Aim of the task - Repeat every entry in the listing below, exactly.

Dataset entries -
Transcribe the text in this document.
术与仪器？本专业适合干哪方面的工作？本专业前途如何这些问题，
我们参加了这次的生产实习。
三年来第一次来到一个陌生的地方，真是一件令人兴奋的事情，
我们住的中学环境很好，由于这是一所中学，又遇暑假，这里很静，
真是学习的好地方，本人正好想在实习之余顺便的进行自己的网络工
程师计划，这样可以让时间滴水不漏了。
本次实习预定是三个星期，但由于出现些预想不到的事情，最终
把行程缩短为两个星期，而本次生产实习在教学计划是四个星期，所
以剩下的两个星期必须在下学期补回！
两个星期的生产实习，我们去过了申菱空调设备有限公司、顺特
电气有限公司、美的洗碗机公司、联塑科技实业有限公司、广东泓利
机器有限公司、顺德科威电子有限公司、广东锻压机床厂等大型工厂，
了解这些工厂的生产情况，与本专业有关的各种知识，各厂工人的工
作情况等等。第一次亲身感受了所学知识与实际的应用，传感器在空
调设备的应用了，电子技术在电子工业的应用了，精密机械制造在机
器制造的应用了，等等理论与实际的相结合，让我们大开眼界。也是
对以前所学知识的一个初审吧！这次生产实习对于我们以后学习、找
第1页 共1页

Answer in full -
Transcribe the text in this document.
术与仪器？本专业适合干哪方面的工作？本专业前途如何这些问题，
我们参加了这次的生产实习。
三年来第一次来到一个陌生的地方，真是一件令人兴奋的事情，
我们住的中学环境很好，由于这是一所中学，又遇暑假，这里很静，
真是学习的好地方，本人正好想在实习之余顺便的进行自己的网络工
程师计划，这样可以让时间滴水不漏了。
本次实习预定是三个星期，但由于出现些预想不到的事情，最终
把行程缩短为两个星期，而本次生产实习在教学计划是四个星期，所
以剩下的两个星期必须在下学期补回！
两个星期的生产实习，我们去过了申菱空调设备有限公司、顺特
电气有限公司、美的洗碗机公司、联塑科技实业有限公司、广东泓利
机器有限公司、顺德科威电子有限公司、广东锻压机床厂等大型工厂，
了解这些工厂的生产情况，与本专业有关的各种知识，各厂工人的工
作情况等等。第一次亲身感受了所学知识与实际的应用，传感器在空
调设备的应用了，电子技术在电子工业的应用了，精密机械制造在机
器制造的应用了，等等理论与实际的相结合，让我们大开眼界。也是
对以前所学知识的一个初审吧！这次生产实习对于我们以后学习、找
第1页 共1页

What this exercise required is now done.